PROBLEM:
Note each line that includes the word "риска". Copy those lines.

-- Begin --

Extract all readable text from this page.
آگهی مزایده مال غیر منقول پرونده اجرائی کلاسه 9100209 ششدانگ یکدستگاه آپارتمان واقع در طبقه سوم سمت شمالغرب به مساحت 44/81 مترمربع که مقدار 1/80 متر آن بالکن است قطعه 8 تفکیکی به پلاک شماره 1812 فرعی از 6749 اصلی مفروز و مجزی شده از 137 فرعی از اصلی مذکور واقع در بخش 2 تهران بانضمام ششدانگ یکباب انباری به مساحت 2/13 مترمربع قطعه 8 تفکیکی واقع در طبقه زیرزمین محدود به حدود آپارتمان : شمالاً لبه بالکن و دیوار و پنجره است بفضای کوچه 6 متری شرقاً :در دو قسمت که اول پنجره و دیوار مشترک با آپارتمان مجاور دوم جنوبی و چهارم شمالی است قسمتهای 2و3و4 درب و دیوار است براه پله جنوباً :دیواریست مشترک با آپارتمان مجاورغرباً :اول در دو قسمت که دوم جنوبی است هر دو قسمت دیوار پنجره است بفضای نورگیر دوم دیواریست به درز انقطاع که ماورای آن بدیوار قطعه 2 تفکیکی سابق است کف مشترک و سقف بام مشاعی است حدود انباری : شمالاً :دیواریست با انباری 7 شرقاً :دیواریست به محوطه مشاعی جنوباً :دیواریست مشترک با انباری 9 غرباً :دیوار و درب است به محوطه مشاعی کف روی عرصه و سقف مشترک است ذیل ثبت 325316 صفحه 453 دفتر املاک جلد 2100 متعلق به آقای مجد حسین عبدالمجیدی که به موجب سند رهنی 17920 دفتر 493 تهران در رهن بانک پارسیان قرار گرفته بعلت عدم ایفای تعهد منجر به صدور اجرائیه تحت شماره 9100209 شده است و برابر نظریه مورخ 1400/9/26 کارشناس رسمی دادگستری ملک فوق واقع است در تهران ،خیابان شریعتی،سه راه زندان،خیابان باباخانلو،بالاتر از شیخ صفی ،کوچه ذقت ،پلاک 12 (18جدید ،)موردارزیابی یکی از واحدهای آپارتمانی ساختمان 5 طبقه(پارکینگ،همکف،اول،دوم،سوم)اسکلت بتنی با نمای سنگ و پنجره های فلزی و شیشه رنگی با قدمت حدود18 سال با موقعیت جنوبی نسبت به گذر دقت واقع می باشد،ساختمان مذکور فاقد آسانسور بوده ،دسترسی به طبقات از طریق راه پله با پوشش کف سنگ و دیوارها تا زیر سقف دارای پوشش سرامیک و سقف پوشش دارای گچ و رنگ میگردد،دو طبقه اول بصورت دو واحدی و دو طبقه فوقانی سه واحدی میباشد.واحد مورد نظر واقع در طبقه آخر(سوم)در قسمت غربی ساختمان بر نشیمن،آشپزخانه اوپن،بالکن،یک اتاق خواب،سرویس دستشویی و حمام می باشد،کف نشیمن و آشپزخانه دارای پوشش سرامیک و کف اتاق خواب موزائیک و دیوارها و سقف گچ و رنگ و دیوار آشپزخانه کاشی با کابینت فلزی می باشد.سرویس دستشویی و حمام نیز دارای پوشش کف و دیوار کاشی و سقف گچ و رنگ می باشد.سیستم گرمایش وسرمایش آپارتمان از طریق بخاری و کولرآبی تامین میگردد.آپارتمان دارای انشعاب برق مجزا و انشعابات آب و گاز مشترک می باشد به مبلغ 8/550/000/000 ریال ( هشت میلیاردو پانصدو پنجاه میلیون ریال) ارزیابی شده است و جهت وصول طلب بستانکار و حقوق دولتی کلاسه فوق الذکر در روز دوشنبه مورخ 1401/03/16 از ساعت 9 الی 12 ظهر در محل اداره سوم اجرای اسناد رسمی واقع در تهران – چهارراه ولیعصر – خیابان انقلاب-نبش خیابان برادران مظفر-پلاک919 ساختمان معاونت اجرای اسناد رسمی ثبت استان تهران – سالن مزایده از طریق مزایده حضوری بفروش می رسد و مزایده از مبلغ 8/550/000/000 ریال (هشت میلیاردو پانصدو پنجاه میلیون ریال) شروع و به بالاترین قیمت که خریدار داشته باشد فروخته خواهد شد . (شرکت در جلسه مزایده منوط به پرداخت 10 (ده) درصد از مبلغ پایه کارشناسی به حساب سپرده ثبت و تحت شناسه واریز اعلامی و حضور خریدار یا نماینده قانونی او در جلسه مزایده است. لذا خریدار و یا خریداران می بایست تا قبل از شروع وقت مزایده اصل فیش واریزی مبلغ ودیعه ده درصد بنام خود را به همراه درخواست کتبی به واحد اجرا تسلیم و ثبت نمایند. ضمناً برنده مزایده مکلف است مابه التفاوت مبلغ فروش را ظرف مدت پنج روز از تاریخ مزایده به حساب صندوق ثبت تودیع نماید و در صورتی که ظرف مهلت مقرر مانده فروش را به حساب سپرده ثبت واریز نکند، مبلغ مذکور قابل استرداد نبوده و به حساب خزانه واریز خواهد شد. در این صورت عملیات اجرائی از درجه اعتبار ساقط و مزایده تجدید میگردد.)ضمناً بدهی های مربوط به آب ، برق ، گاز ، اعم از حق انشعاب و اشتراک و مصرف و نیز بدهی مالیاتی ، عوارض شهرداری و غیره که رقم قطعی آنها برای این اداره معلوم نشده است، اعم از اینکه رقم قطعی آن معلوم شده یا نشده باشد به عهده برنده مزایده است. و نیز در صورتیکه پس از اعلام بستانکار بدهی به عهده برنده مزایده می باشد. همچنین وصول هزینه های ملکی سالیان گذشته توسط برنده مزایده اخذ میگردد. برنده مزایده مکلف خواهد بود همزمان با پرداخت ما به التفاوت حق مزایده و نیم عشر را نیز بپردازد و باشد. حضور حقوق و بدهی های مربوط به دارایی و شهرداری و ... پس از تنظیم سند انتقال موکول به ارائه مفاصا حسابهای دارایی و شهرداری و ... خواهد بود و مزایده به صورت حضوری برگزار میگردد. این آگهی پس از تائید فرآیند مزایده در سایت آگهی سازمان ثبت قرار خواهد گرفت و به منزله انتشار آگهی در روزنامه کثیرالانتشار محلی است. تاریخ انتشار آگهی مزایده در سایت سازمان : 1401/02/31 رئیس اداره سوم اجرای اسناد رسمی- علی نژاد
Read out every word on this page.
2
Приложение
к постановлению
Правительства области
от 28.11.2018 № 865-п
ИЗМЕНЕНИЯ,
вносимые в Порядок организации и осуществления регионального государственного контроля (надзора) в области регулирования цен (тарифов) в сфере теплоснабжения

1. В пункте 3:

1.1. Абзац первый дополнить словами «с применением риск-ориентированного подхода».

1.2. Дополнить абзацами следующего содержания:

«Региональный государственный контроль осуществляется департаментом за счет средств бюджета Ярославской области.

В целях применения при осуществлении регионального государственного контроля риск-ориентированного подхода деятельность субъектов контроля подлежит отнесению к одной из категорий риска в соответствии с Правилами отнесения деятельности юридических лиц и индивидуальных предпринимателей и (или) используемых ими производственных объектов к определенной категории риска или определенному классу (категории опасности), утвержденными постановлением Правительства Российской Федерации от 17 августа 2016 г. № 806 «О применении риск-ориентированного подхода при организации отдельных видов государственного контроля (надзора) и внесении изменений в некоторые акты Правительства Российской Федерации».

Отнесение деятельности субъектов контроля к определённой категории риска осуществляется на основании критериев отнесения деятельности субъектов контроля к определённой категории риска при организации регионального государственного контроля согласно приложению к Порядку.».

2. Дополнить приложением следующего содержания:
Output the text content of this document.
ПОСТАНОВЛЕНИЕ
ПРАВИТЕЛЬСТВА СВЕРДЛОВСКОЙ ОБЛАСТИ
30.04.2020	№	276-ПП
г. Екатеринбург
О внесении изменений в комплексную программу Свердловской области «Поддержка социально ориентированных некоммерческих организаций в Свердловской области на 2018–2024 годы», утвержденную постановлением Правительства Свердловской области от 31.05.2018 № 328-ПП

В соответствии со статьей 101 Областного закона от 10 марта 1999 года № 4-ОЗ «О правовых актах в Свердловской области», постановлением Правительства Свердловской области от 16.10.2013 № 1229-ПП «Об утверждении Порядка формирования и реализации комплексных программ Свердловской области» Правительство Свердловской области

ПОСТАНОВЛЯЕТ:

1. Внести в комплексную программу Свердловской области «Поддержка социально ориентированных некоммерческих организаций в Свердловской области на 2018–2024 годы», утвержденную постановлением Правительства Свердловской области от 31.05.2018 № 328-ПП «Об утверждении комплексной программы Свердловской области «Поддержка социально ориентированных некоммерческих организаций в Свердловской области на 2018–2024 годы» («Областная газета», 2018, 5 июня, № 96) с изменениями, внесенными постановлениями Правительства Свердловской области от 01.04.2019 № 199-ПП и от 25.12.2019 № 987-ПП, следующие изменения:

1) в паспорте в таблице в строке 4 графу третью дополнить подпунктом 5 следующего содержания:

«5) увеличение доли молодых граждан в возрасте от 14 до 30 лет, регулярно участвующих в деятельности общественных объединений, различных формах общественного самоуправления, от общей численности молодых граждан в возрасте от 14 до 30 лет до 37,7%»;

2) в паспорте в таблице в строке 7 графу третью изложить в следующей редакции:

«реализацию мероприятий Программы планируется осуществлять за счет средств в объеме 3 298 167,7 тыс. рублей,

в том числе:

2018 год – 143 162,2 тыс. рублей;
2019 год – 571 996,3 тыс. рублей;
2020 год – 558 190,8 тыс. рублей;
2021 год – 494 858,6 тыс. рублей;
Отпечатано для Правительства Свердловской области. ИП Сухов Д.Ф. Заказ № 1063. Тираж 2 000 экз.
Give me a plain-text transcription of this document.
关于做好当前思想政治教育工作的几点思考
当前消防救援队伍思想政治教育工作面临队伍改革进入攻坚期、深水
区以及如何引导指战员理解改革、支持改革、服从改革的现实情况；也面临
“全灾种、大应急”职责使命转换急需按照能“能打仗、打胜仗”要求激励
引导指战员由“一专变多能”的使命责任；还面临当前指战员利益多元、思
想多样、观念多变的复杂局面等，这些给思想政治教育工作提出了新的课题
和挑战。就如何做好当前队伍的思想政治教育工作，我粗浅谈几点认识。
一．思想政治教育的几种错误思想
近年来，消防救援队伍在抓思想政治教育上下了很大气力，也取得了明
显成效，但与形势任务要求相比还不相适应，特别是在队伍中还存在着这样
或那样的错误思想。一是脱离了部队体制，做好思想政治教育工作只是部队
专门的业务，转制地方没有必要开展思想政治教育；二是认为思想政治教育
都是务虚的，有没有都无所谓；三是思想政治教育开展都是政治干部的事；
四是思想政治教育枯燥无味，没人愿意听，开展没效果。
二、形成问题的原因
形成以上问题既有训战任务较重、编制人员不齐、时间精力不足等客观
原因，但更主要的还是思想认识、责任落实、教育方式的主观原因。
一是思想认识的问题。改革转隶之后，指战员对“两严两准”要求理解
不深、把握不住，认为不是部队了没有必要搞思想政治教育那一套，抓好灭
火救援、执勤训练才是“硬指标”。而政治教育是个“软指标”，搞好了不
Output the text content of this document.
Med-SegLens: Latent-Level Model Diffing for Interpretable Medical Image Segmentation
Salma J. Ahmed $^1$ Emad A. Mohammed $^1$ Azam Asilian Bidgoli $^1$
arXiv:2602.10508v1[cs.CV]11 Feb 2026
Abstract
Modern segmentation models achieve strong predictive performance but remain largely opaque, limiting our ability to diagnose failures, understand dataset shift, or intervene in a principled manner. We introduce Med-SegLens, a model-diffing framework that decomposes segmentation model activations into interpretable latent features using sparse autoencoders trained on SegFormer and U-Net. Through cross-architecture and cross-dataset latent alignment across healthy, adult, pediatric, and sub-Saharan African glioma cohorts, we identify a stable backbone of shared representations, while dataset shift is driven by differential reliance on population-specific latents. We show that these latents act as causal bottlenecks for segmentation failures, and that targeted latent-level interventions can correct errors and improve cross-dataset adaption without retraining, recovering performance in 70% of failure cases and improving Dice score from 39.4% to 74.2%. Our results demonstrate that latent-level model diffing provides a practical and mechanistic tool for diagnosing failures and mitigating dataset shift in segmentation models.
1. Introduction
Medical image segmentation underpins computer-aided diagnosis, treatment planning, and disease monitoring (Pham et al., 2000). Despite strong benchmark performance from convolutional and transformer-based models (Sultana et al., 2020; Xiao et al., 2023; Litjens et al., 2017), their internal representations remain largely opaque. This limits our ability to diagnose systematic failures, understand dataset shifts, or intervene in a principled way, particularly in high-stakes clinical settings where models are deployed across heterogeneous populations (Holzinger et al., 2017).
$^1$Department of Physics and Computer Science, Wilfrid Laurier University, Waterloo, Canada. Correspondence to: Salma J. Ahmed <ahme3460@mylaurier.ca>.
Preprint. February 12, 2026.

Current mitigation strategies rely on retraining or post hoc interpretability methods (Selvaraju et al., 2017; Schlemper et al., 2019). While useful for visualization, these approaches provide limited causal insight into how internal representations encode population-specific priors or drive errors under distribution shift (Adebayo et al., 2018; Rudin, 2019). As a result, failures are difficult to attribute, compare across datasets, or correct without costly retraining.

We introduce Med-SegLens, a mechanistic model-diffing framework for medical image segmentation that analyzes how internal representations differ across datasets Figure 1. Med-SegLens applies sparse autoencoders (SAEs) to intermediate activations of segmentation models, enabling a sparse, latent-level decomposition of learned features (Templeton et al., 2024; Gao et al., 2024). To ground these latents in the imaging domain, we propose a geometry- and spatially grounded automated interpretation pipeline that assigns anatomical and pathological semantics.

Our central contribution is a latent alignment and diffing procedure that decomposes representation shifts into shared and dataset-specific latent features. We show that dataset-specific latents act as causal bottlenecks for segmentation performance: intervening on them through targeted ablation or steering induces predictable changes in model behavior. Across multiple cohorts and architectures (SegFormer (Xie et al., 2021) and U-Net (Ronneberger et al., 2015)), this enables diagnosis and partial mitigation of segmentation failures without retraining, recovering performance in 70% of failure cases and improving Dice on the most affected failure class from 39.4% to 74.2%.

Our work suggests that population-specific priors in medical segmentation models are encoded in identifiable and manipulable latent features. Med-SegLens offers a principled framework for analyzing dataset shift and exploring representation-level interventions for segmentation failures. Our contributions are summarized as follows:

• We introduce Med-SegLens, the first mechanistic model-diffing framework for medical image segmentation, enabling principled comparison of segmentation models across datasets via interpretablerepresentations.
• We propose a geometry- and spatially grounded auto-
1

-- End --

EXERCISE SOLUTION:
В целях применения при осуществлении регионального государственного контроля риск-ориентированного подхода деятельность субъектов контроля подлежит отнесению к одной из категорий риска в соответствии с Правилами отнесения деятельности юридических лиц и индивидуальных предпринимателей и (или) используемых ими производственных объектов к определенной категории риска или определенному классу (категории опасности), утвержденными постановлением Правительства Российской Федерации от 17 августа 2016 г. № 806 «О применении риск-ориентированного подхода при организации отдельных видов государственного контроля (надзора) и внесении изменений в некоторые акты Правительства Российской Федерации».
Отнесение деятельности субъектов контроля к определённой категории риска осуществляется на основании критериев отнесения деятельности субъектов контроля к определённой категории риска при организации регионального государственного контроля согласно приложению к Порядку.».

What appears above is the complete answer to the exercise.